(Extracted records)

+ + + +

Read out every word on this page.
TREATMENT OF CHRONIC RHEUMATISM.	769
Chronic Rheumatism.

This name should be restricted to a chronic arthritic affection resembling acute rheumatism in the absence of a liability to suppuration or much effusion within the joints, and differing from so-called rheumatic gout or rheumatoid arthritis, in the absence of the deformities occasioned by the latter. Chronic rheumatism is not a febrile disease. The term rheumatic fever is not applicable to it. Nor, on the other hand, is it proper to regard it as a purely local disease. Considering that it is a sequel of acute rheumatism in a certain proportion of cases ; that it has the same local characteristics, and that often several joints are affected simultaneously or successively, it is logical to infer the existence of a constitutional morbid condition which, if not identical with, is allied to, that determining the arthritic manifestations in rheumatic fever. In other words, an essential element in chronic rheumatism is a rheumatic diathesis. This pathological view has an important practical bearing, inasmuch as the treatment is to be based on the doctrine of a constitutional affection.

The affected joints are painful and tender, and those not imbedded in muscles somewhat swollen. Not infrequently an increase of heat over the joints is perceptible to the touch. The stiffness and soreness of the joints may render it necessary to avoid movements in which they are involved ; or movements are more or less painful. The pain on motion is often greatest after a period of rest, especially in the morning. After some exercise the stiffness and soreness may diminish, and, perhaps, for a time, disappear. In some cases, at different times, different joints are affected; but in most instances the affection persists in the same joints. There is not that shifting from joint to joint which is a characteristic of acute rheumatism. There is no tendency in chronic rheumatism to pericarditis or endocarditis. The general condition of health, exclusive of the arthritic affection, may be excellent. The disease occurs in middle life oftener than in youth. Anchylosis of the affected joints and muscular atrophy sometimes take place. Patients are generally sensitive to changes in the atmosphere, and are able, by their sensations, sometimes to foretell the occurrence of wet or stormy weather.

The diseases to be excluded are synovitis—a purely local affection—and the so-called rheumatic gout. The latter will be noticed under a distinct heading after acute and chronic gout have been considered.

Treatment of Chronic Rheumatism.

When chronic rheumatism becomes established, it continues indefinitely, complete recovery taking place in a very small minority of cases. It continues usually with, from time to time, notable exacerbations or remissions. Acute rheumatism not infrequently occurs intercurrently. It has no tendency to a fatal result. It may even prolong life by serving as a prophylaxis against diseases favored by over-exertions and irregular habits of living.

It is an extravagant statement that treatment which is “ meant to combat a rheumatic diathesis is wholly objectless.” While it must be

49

+ + + +

» Activity: Your response should be the lines of the entries above that include the string "diseases".

» Result:
The diseases to be excluded are synovitis—a purely local affection—and the so-called rheumatic gout. The latter will be noticed under a distinct heading after acute and chronic gout have been considered.
When chronic rheumatism becomes established, it continues indefinitely, complete recovery taking place in a very small minority of cases. It continues usually with, from time to time, notable exacerbations or remissions. Acute rheumatism not infrequently occurs intercurrently. It has no tendency to a fatal result. It may even prolong life by serving as a prophylaxis against diseases favored by over-exertions and irregular habits of living.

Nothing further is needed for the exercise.